* Task brief
Print the entries verbatim, leaving out the images they contain.
-=-=-=-=-
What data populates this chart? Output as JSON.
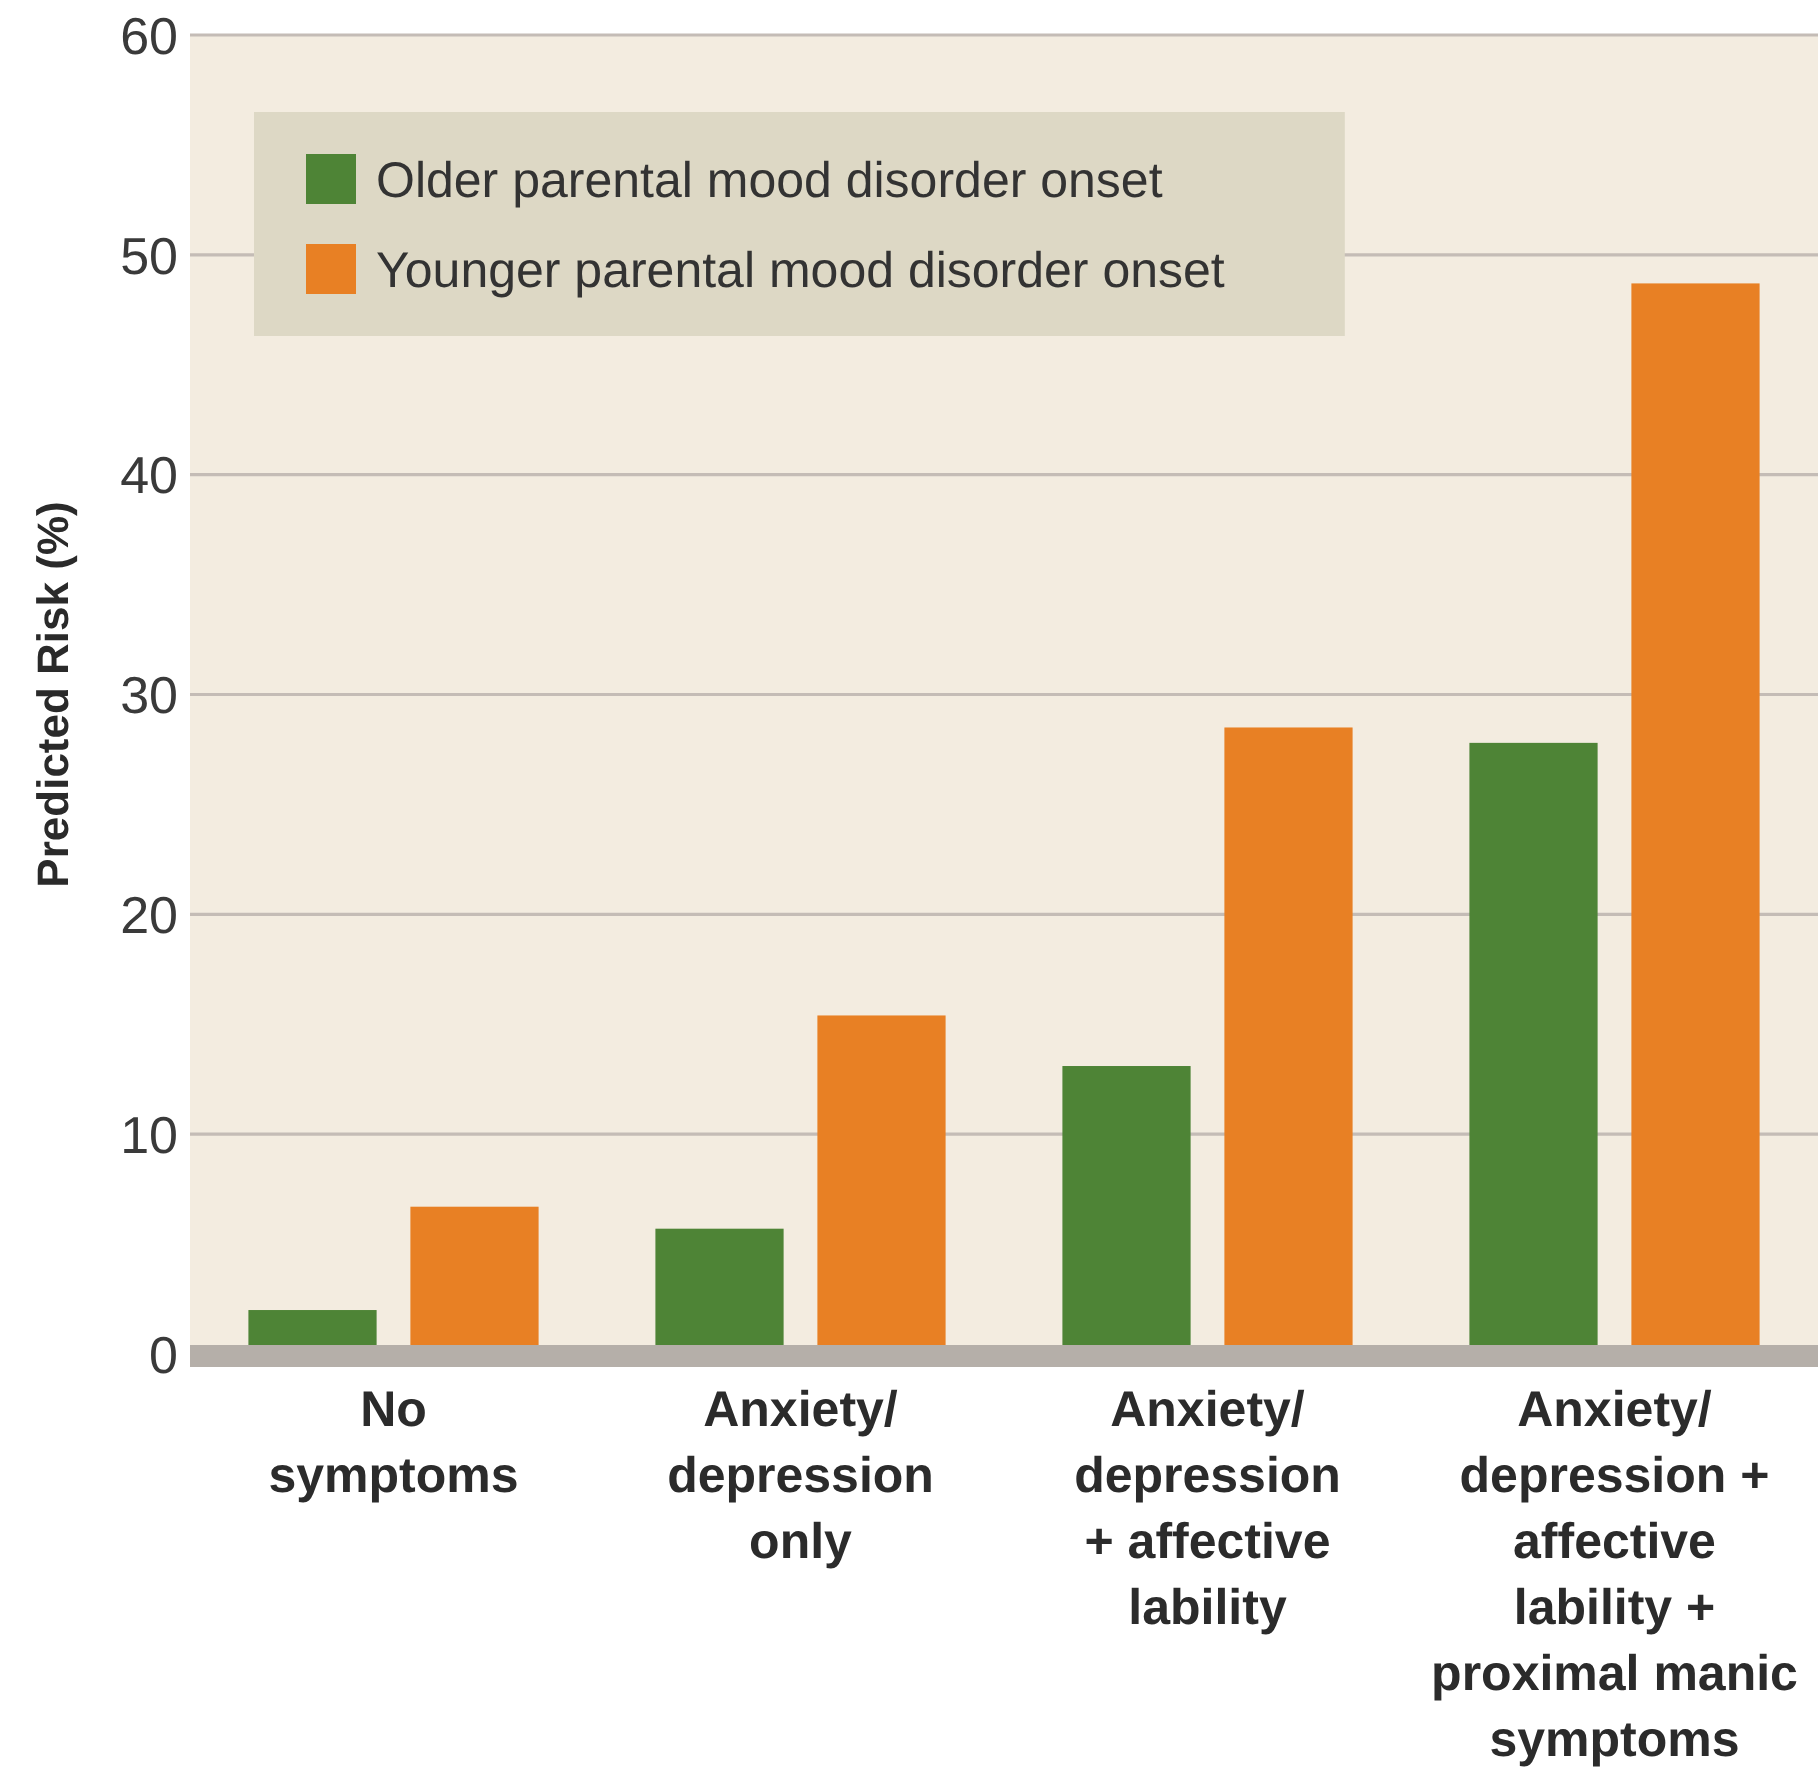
{
  "chart_data": {
    "type": "bar",
    "ylabel": "Predicted Risk (%)",
    "categories": [
      "No\nsymptoms",
      "Anxiety/\ndepression\nonly",
      "Anxiety/\ndepression\n+ affective\nlability",
      "Anxiety/\ndepression +\naffective\nlability +\nproximal manic\nsymptoms"
    ],
    "series": [
      {
        "name": "Older parental mood disorder onset",
        "color": "#4e8436",
        "values": [
          2.0,
          5.7,
          13.1,
          27.8
        ]
      },
      {
        "name": "Younger parental mood disorder onset",
        "color": "#e88024",
        "values": [
          6.7,
          15.4,
          28.5,
          48.7
        ]
      }
    ],
    "ylim": [
      0,
      60
    ],
    "yticks": [
      0,
      10,
      20,
      30,
      40,
      50,
      60
    ],
    "grid": "y",
    "legend": "top left"
  }
}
-=-=-=-=-
* Written answer
What data populates this chart? Output as JSON.
{
  "chart_data": {
    "type": "bar",
    "ylabel": "Predicted Risk (%)",
    "categories": [
      "No\nsymptoms",
      "Anxiety/\ndepression\nonly",
      "Anxiety/\ndepression\n+ affective\nlability",
      "Anxiety/\ndepression +\naffective\nlability +\nproximal manic\nsymptoms"
    ],
    "series": [
      {
        "name": "Older parental mood disorder onset",
        "color": "#4e8436",
        "values": [
          2.0,
          5.7,
          13.1,
          27.8
        ]
      },
      {
        "name": "Younger parental mood disorder onset",
        "color": "#e88024",
        "values": [
          6.7,
          15.4,
          28.5,
          48.7
        ]
      }
    ],
    "ylim": [
      0,
      60
    ],
    "yticks": [
      0,
      10,
      20,
      30,
      40,
      50,
      60
    ],
    "grid": "y",
    "legend": "top left"
  }
}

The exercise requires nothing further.